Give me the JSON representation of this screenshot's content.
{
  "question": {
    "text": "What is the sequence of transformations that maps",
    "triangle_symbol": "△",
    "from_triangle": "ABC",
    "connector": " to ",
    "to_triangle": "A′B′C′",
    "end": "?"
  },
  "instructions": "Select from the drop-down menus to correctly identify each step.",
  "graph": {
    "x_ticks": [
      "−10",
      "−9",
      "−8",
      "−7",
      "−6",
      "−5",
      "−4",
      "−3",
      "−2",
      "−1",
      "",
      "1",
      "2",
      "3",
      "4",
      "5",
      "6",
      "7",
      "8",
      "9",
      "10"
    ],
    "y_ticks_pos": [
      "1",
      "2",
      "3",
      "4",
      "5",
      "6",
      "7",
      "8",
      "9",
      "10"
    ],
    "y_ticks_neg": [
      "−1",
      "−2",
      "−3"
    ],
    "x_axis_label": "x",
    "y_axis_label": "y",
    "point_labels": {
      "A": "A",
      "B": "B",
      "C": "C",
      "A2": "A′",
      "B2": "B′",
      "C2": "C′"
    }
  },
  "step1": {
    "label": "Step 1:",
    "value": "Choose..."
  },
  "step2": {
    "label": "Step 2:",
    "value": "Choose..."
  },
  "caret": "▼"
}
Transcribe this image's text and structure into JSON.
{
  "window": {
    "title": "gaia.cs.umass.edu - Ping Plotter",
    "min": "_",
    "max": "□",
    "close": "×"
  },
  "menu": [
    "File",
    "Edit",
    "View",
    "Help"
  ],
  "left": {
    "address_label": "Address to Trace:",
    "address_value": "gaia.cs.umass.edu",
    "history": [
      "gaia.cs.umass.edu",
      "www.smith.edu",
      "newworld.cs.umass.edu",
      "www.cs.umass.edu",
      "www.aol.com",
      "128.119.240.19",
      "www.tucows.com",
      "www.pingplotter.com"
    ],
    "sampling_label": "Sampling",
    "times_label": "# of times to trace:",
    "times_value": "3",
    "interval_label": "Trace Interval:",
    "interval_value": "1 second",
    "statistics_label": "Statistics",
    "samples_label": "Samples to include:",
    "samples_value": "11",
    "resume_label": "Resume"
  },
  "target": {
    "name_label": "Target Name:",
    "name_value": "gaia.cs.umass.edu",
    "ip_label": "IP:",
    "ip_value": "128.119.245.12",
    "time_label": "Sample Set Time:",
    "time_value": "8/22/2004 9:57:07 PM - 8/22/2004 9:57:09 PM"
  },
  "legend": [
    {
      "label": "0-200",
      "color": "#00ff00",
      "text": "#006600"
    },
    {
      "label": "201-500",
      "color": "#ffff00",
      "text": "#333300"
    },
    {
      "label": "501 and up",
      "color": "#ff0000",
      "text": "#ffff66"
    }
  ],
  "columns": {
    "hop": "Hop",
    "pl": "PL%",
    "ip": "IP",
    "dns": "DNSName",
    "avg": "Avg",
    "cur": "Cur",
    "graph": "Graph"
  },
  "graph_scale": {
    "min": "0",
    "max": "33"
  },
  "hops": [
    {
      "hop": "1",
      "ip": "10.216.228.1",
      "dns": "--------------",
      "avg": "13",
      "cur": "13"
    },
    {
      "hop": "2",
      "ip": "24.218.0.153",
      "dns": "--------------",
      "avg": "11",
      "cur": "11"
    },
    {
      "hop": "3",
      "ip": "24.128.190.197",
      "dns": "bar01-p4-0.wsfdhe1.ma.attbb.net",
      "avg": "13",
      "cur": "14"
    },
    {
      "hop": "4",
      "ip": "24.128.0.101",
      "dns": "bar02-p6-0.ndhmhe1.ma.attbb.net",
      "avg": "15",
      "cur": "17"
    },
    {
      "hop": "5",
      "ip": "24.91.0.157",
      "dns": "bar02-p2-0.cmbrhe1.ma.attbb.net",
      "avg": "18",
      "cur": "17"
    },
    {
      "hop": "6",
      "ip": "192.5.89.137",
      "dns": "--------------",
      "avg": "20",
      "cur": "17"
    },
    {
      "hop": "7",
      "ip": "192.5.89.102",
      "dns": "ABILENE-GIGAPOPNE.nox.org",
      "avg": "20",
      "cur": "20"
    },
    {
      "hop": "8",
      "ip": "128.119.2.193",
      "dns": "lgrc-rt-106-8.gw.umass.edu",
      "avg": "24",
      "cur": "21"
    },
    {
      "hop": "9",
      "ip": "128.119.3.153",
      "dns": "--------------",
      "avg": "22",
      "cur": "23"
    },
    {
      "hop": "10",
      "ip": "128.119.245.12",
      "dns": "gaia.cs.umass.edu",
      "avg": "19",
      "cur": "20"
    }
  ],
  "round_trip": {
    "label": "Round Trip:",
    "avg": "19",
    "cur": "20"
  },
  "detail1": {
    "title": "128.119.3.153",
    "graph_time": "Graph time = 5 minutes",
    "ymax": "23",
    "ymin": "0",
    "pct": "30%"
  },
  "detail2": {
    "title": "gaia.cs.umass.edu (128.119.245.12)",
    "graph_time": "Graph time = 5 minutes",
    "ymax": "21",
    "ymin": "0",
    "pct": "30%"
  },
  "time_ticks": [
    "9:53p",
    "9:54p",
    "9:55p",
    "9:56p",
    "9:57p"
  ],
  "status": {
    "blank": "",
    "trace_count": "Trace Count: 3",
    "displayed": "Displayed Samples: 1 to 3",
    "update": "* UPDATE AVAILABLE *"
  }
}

-=-=-

Output all of the data again, exactly.

→ Response to the task:
Give me the JSON representation of this screenshot's content.
{
  "question": {
    "text": "What is the sequence of transformations that maps",
    "triangle_symbol": "△",
    "from_triangle": "ABC",
    "connector": " to ",
    "to_triangle": "A′B′C′",
    "end": "?"
  },
  "instructions": "Select from the drop-down menus to correctly identify each step.",
  "graph": {
    "x_ticks": [
      "−10",
      "−9",
      "−8",
      "−7",
      "−6",
      "−5",
      "−4",
      "−3",
      "−2",
      "−1",
      "",
      "1",
      "2",
      "3",
      "4",
      "5",
      "6",
      "7",
      "8",
      "9",
      "10"
    ],
    "y_ticks_pos": [
      "1",
      "2",
      "3",
      "4",
      "5",
      "6",
      "7",
      "8",
      "9",
      "10"
    ],
    "y_ticks_neg": [
      "−1",
      "−2",
      "−3"
    ],
    "x_axis_label": "x",
    "y_axis_label": "y",
    "point_labels": {
      "A": "A",
      "B": "B",
      "C": "C",
      "A2": "A′",
      "B2": "B′",
      "C2": "C′"
    }
  },
  "step1": {
    "label": "Step 1:",
    "value": "Choose..."
  },
  "step2": {
    "label": "Step 2:",
    "value": "Choose..."
  },
  "caret": "▼"
}
Transcribe this image's text and structure into JSON.
{
  "window": {
    "title": "gaia.cs.umass.edu - Ping Plotter",
    "min": "_",
    "max": "□",
    "close": "×"
  },
  "menu": [
    "File",
    "Edit",
    "View",
    "Help"
  ],
  "left": {
    "address_label": "Address to Trace:",
    "address_value": "gaia.cs.umass.edu",
    "history": [
      "gaia.cs.umass.edu",
      "www.smith.edu",
      "newworld.cs.umass.edu",
      "www.cs.umass.edu",
      "www.aol.com",
      "128.119.240.19",
      "www.tucows.com",
      "www.pingplotter.com"
    ],
    "sampling_label": "Sampling",
    "times_label": "# of times to trace:",
    "times_value": "3",
    "interval_label": "Trace Interval:",
    "interval_value": "1 second",
    "statistics_label": "Statistics",
    "samples_label": "Samples to include:",
    "samples_value": "11",
    "resume_label": "Resume"
  },
  "target": {
    "name_label": "Target Name:",
    "name_value": "gaia.cs.umass.edu",
    "ip_label": "IP:",
    "ip_value": "128.119.245.12",
    "time_label": "Sample Set Time:",
    "time_value": "8/22/2004 9:57:07 PM - 8/22/2004 9:57:09 PM"
  },
  "legend": [
    {
      "label": "0-200",
      "color": "#00ff00",
      "text": "#006600"
    },
    {
      "label": "201-500",
      "color": "#ffff00",
      "text": "#333300"
    },
    {
      "label": "501 and up",
      "color": "#ff0000",
      "text": "#ffff66"
    }
  ],
  "columns": {
    "hop": "Hop",
    "pl": "PL%",
    "ip": "IP",
    "dns": "DNSName",
    "avg": "Avg",
    "cur": "Cur",
    "graph": "Graph"
  },
  "graph_scale": {
    "min": "0",
    "max": "33"
  },
  "hops": [
    {
      "hop": "1",
      "ip": "10.216.228.1",
      "dns": "--------------",
      "avg": "13",
      "cur": "13"
    },
    {
      "hop": "2",
      "ip": "24.218.0.153",
      "dns": "--------------",
      "avg": "11",
      "cur": "11"
    },
    {
      "hop": "3",
      "ip": "24.128.190.197",
      "dns": "bar01-p4-0.wsfdhe1.ma.attbb.net",
      "avg": "13",
      "cur": "14"
    },
    {
      "hop": "4",
      "ip": "24.128.0.101",
      "dns": "bar02-p6-0.ndhmhe1.ma.attbb.net",
      "avg": "15",
      "cur": "17"
    },
    {
      "hop": "5",
      "ip": "24.91.0.157",
      "dns": "bar02-p2-0.cmbrhe1.ma.attbb.net",
      "avg": "18",
      "cur": "17"
    },
    {
      "hop": "6",
      "ip": "192.5.89.137",
      "dns": "--------------",
      "avg": "20",
      "cur": "17"
    },
    {
      "hop": "7",
      "ip": "192.5.89.102",
      "dns": "ABILENE-GIGAPOPNE.nox.org",
      "avg": "20",
      "cur": "20"
    },
    {
      "hop": "8",
      "ip": "128.119.2.193",
      "dns": "lgrc-rt-106-8.gw.umass.edu",
      "avg": "24",
      "cur": "21"
    },
    {
      "hop": "9",
      "ip": "128.119.3.153",
      "dns": "--------------",
      "avg": "22",
      "cur": "23"
    },
    {
      "hop": "10",
      "ip": "128.119.245.12",
      "dns": "gaia.cs.umass.edu",
      "avg": "19",
      "cur": "20"
    }
  ],
  "round_trip": {
    "label": "Round Trip:",
    "avg": "19",
    "cur": "20"
  },
  "detail1": {
    "title": "128.119.3.153",
    "graph_time": "Graph time = 5 minutes",
    "ymax": "23",
    "ymin": "0",
    "pct": "30%"
  },
  "detail2": {
    "title": "gaia.cs.umass.edu (128.119.245.12)",
    "graph_time": "Graph time = 5 minutes",
    "ymax": "21",
    "ymin": "0",
    "pct": "30%"
  },
  "time_ticks": [
    "9:53p",
    "9:54p",
    "9:55p",
    "9:56p",
    "9:57p"
  ],
  "status": {
    "blank": "",
    "trace_count": "Trace Count: 3",
    "displayed": "Displayed Samples: 1 to 3",
    "update": "* UPDATE AVAILABLE *"
  }
}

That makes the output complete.